Written request => Write out the listing beneath this instruction in its entirety, exactly as it reads.

Supplied records =>
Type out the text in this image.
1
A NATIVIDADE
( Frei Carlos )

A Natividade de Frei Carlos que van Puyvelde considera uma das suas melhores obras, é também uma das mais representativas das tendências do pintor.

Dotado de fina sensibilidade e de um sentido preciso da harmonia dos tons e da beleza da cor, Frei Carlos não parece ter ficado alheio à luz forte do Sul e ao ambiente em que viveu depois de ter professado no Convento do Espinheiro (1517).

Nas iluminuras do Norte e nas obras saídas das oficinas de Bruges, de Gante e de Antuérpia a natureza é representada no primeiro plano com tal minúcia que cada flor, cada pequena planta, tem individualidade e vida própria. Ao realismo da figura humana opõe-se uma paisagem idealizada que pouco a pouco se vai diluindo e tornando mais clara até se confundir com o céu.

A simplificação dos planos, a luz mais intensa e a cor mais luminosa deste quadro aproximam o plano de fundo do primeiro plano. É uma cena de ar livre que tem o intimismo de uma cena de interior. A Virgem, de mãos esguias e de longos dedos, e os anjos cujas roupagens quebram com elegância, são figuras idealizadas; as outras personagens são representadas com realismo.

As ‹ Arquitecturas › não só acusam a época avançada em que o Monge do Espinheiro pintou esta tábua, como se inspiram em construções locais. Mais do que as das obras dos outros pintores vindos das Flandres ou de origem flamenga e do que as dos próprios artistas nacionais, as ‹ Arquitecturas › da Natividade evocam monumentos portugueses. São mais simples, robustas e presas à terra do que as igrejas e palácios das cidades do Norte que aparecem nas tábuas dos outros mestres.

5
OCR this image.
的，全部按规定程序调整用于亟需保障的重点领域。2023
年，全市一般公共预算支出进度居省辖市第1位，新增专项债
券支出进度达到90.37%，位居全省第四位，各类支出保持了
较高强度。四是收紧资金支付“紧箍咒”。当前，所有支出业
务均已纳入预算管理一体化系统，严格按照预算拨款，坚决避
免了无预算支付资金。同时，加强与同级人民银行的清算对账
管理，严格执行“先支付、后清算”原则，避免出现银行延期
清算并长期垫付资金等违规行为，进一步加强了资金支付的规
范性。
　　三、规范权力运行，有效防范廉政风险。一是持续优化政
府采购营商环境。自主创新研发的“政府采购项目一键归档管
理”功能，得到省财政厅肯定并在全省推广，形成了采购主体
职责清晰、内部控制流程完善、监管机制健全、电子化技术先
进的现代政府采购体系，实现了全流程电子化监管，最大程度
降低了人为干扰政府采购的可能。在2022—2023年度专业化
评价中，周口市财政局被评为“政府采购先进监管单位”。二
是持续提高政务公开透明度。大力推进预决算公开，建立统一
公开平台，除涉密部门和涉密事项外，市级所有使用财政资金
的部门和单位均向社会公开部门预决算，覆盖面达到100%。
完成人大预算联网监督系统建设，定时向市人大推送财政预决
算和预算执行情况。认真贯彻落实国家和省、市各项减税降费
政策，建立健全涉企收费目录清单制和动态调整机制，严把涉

Written answer =>
Type out the text in this image.
1
A NATIVIDADE
( Frei Carlos )

A Natividade de Frei Carlos que van Puyvelde considera uma das suas melhores obras, é também uma das mais representativas das tendências do pintor.

Dotado de fina sensibilidade e de um sentido preciso da harmonia dos tons e da beleza da cor, Frei Carlos não parece ter ficado alheio à luz forte do Sul e ao ambiente em que viveu depois de ter professado no Convento do Espinheiro (1517).

Nas iluminuras do Norte e nas obras saídas das oficinas de Bruges, de Gante e de Antuérpia a natureza é representada no primeiro plano com tal minúcia que cada flor, cada pequena planta, tem individualidade e vida própria. Ao realismo da figura humana opõe-se uma paisagem idealizada que pouco a pouco se vai diluindo e tornando mais clara até se confundir com o céu.

A simplificação dos planos, a luz mais intensa e a cor mais luminosa deste quadro aproximam o plano de fundo do primeiro plano. É uma cena de ar livre que tem o intimismo de uma cena de interior. A Virgem, de mãos esguias e de longos dedos, e os anjos cujas roupagens quebram com elegância, são figuras idealizadas; as outras personagens são representadas com realismo.

As ‹ Arquitecturas › não só acusam a época avançada em que o Monge do Espinheiro pintou esta tábua, como se inspiram em construções locais. Mais do que as das obras dos outros pintores vindos das Flandres ou de origem flamenga e do que as dos próprios artistas nacionais, as ‹ Arquitecturas › da Natividade evocam monumentos portugueses. São mais simples, robustas e presas à terra do que as igrejas e palácios das cidades do Norte que aparecem nas tábuas dos outros mestres.

5
OCR this image.
的，全部按规定程序调整用于亟需保障的重点领域。2023
年，全市一般公共预算支出进度居省辖市第1位，新增专项债
券支出进度达到90.37%，位居全省第四位，各类支出保持了
较高强度。四是收紧资金支付“紧箍咒”。当前，所有支出业
务均已纳入预算管理一体化系统，严格按照预算拨款，坚决避
免了无预算支付资金。同时，加强与同级人民银行的清算对账
管理，严格执行“先支付、后清算”原则，避免出现银行延期
清算并长期垫付资金等违规行为，进一步加强了资金支付的规
范性。
　　三、规范权力运行，有效防范廉政风险。一是持续优化政
府采购营商环境。自主创新研发的“政府采购项目一键归档管
理”功能，得到省财政厅肯定并在全省推广，形成了采购主体
职责清晰、内部控制流程完善、监管机制健全、电子化技术先
进的现代政府采购体系，实现了全流程电子化监管，最大程度
降低了人为干扰政府采购的可能。在2022—2023年度专业化
评价中，周口市财政局被评为“政府采购先进监管单位”。二
是持续提高政务公开透明度。大力推进预决算公开，建立统一
公开平台，除涉密部门和涉密事项外，市级所有使用财政资金
的部门和单位均向社会公开部门预决算，覆盖面达到100%。
完成人大预算联网监督系统建设，定时向市人大推送财政预决
算和预算执行情况。认真贯彻落实国家和省、市各项减税降费
政策，建立健全涉企收费目录清单制和动态调整机制，严把涉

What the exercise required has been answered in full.